++++ Records provided

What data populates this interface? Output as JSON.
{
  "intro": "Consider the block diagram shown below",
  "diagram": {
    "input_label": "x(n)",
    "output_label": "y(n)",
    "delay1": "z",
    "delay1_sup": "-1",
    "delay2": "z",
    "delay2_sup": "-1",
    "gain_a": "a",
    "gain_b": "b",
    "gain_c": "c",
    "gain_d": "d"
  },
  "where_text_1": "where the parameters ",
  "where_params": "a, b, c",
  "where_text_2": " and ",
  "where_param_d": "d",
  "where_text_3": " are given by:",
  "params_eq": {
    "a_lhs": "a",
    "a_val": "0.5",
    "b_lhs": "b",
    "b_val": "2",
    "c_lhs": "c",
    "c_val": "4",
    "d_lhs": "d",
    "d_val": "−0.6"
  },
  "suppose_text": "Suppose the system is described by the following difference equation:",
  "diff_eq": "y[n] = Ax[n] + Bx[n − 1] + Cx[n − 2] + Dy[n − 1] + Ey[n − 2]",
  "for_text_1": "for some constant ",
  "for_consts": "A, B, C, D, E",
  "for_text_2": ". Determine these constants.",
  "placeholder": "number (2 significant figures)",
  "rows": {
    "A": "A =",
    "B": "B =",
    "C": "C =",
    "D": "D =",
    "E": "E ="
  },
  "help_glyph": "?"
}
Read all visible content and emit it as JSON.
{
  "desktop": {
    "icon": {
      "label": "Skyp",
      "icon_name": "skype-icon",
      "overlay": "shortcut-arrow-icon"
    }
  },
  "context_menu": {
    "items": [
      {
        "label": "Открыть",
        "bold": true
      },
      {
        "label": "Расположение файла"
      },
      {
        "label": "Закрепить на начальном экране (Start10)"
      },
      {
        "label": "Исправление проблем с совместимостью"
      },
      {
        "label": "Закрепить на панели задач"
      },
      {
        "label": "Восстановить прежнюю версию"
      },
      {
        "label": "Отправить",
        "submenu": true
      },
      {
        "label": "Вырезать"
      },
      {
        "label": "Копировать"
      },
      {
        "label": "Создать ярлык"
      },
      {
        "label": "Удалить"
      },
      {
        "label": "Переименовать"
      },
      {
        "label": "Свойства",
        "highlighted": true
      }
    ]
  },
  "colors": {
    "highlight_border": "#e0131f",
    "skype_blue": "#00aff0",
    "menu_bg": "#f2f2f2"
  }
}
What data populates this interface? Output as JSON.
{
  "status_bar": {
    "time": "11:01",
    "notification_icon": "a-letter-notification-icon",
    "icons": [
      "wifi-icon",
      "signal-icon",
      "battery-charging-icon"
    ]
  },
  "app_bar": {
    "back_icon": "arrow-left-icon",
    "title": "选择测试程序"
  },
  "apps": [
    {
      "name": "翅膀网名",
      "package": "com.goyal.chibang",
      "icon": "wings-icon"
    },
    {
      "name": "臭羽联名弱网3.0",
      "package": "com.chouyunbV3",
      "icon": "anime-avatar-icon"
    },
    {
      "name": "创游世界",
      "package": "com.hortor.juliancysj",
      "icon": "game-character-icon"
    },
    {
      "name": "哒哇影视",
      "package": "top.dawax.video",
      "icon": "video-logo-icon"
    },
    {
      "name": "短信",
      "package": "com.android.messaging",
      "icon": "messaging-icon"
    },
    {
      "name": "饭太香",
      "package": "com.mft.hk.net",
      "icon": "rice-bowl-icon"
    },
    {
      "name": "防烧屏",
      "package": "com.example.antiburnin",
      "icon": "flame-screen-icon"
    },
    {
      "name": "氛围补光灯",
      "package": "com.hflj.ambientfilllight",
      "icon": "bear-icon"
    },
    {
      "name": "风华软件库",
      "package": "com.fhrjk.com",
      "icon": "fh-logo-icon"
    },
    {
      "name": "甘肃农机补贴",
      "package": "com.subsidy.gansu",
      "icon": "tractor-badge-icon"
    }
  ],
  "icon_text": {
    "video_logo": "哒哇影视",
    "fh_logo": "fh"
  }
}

++++++++

> _What to produce_: Return each entry from the material above exactly as it appears.

> _Answer for this exercise_:
What data populates this interface? Output as JSON.
{
  "intro": "Consider the block diagram shown below",
  "diagram": {
    "input_label": "x(n)",
    "output_label": "y(n)",
    "delay1": "z",
    "delay1_sup": "-1",
    "delay2": "z",
    "delay2_sup": "-1",
    "gain_a": "a",
    "gain_b": "b",
    "gain_c": "c",
    "gain_d": "d"
  },
  "where_text_1": "where the parameters ",
  "where_params": "a, b, c",
  "where_text_2": " and ",
  "where_param_d": "d",
  "where_text_3": " are given by:",
  "params_eq": {
    "a_lhs": "a",
    "a_val": "0.5",
    "b_lhs": "b",
    "b_val": "2",
    "c_lhs": "c",
    "c_val": "4",
    "d_lhs": "d",
    "d_val": "−0.6"
  },
  "suppose_text": "Suppose the system is described by the following difference equation:",
  "diff_eq": "y[n] = Ax[n] + Bx[n − 1] + Cx[n − 2] + Dy[n − 1] + Ey[n − 2]",
  "for_text_1": "for some constant ",
  "for_consts": "A, B, C, D, E",
  "for_text_2": ". Determine these constants.",
  "placeholder": "number (2 significant figures)",
  "rows": {
    "A": "A =",
    "B": "B =",
    "C": "C =",
    "D": "D =",
    "E": "E ="
  },
  "help_glyph": "?"
}
Read all visible content and emit it as JSON.
{
  "desktop": {
    "icon": {
      "label": "Skyp",
      "icon_name": "skype-icon",
      "overlay": "shortcut-arrow-icon"
    }
  },
  "context_menu": {
    "items": [
      {
        "label": "Открыть",
        "bold": true
      },
      {
        "label": "Расположение файла"
      },
      {
        "label": "Закрепить на начальном экране (Start10)"
      },
      {
        "label": "Исправление проблем с совместимостью"
      },
      {
        "label": "Закрепить на панели задач"
      },
      {
        "label": "Восстановить прежнюю версию"
      },
      {
        "label": "Отправить",
        "submenu": true
      },
      {
        "label": "Вырезать"
      },
      {
        "label": "Копировать"
      },
      {
        "label": "Создать ярлык"
      },
      {
        "label": "Удалить"
      },
      {
        "label": "Переименовать"
      },
      {
        "label": "Свойства",
        "highlighted": true
      }
    ]
  },
  "colors": {
    "highlight_border": "#e0131f",
    "skype_blue": "#00aff0",
    "menu_bg": "#f2f2f2"
  }
}
What data populates this interface? Output as JSON.
{
  "status_bar": {
    "time": "11:01",
    "notification_icon": "a-letter-notification-icon",
    "icons": [
      "wifi-icon",
      "signal-icon",
      "battery-charging-icon"
    ]
  },
  "app_bar": {
    "back_icon": "arrow-left-icon",
    "title": "选择测试程序"
  },
  "apps": [
    {
      "name": "翅膀网名",
      "package": "com.goyal.chibang",
      "icon": "wings-icon"
    },
    {
      "name": "臭羽联名弱网3.0",
      "package": "com.chouyunbV3",
      "icon": "anime-avatar-icon"
    },
    {
      "name": "创游世界",
      "package": "com.hortor.juliancysj",
      "icon": "game-character-icon"
    },
    {
      "name": "哒哇影视",
      "package": "top.dawax.video",
      "icon": "video-logo-icon"
    },
    {
      "name": "短信",
      "package": "com.android.messaging",
      "icon": "messaging-icon"
    },
    {
      "name": "饭太香",
      "package": "com.mft.hk.net",
      "icon": "rice-bowl-icon"
    },
    {
      "name": "防烧屏",
      "package": "com.example.antiburnin",
      "icon": "flame-screen-icon"
    },
    {
      "name": "氛围补光灯",
      "package": "com.hflj.ambientfilllight",
      "icon": "bear-icon"
    },
    {
      "name": "风华软件库",
      "package": "com.fhrjk.com",
      "icon": "fh-logo-icon"
    },
    {
      "name": "甘肃农机补贴",
      "package": "com.subsidy.gansu",
      "icon": "tractor-badge-icon"
    }
  ],
  "icon_text": {
    "video_logo": "哒哇影视",
    "fh_logo": "fh"
  }
}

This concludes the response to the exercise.